(Exercise) Look through the records below and collect all lines that hold the string "labels".

(Record set)
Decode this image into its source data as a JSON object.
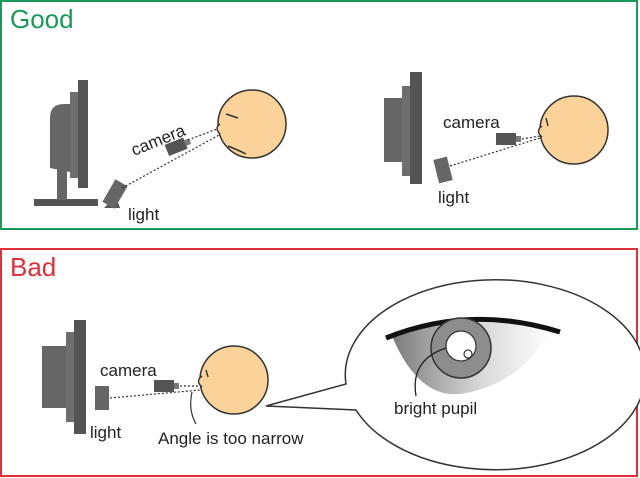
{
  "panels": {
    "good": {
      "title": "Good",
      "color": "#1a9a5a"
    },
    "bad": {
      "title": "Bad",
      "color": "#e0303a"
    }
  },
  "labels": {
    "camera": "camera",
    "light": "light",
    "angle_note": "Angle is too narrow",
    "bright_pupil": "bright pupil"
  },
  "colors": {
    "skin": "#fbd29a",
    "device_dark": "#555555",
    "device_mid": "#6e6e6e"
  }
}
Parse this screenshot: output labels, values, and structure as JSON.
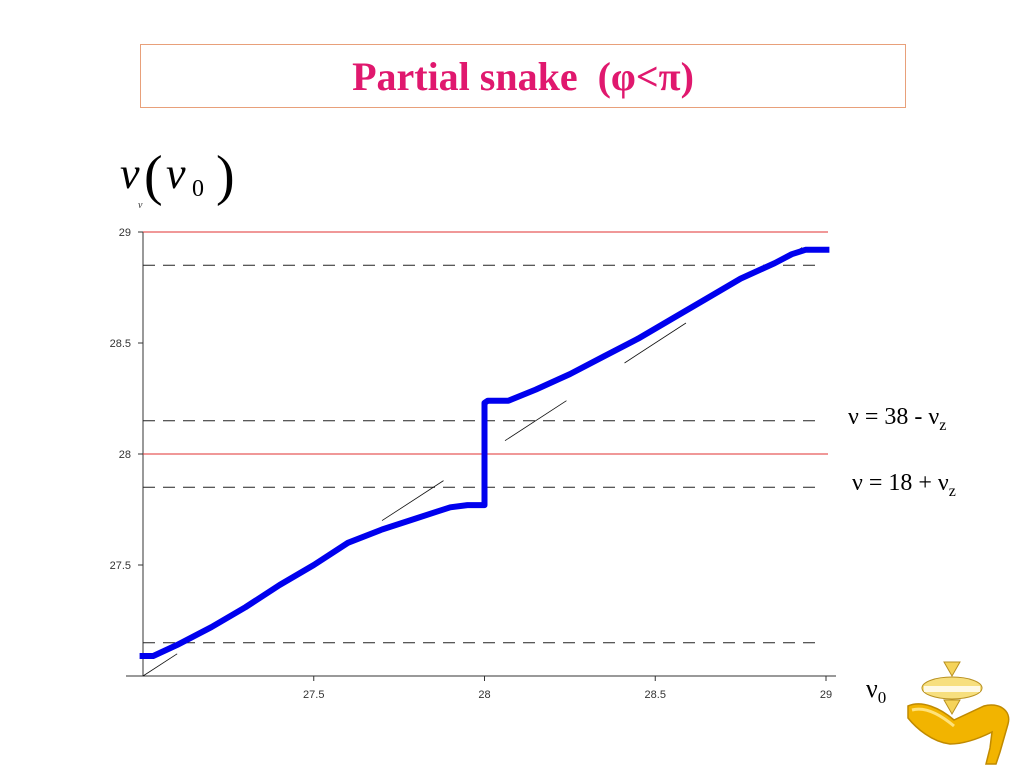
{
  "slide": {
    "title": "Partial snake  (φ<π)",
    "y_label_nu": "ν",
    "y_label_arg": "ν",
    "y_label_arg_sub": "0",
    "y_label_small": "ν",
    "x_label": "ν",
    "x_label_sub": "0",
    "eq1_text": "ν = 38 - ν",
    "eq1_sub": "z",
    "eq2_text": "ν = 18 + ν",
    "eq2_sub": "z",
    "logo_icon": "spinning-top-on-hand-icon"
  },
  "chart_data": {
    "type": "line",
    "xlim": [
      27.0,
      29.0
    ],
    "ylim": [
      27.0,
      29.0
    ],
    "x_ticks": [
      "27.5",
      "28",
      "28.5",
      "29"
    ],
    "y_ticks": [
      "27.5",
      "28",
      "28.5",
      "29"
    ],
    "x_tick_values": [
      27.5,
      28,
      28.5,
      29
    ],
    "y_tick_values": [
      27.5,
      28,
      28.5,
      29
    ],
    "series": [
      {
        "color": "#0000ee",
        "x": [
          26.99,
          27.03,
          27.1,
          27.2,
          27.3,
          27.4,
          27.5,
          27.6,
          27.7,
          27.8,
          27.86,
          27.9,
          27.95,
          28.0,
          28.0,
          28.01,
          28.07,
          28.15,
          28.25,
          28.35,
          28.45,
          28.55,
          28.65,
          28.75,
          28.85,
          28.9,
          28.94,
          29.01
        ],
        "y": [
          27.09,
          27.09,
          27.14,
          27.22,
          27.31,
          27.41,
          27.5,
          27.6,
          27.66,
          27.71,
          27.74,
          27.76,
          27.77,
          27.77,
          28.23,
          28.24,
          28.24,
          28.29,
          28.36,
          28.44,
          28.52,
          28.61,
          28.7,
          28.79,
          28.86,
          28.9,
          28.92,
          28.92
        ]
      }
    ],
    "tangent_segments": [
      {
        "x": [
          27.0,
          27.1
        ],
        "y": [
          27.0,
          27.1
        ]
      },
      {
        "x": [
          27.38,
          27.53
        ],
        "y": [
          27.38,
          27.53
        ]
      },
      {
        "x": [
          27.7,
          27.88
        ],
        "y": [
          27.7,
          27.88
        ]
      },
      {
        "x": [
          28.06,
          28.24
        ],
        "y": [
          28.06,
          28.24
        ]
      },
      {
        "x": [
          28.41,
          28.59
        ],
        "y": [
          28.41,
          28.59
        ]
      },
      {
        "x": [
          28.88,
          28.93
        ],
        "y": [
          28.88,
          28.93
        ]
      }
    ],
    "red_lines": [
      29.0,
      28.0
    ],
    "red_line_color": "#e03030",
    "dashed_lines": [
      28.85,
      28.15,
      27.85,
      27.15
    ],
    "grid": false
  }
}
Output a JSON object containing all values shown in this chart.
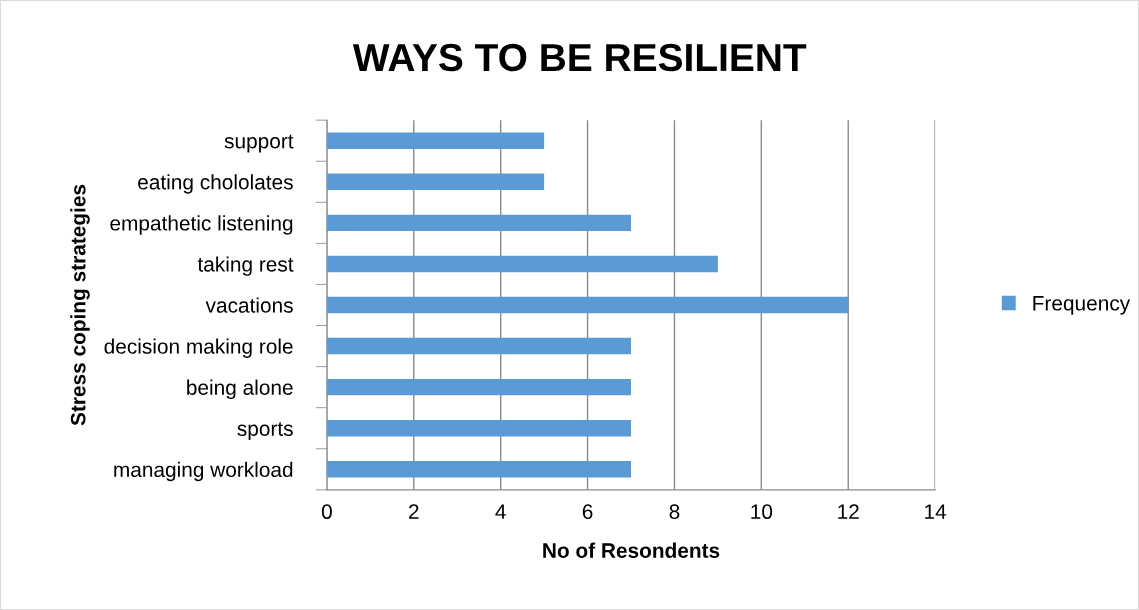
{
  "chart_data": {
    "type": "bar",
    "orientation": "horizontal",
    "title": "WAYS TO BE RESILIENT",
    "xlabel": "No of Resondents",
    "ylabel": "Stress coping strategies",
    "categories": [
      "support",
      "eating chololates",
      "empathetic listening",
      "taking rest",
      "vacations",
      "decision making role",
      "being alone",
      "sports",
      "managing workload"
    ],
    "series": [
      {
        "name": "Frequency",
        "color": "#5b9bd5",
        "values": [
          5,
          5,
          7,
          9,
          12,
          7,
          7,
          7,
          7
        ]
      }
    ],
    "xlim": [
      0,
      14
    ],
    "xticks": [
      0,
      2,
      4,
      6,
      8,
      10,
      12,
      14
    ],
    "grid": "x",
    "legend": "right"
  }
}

(Full solution)
  "labels": {
Parse this screenshot: output labels, values, and structure as JSON.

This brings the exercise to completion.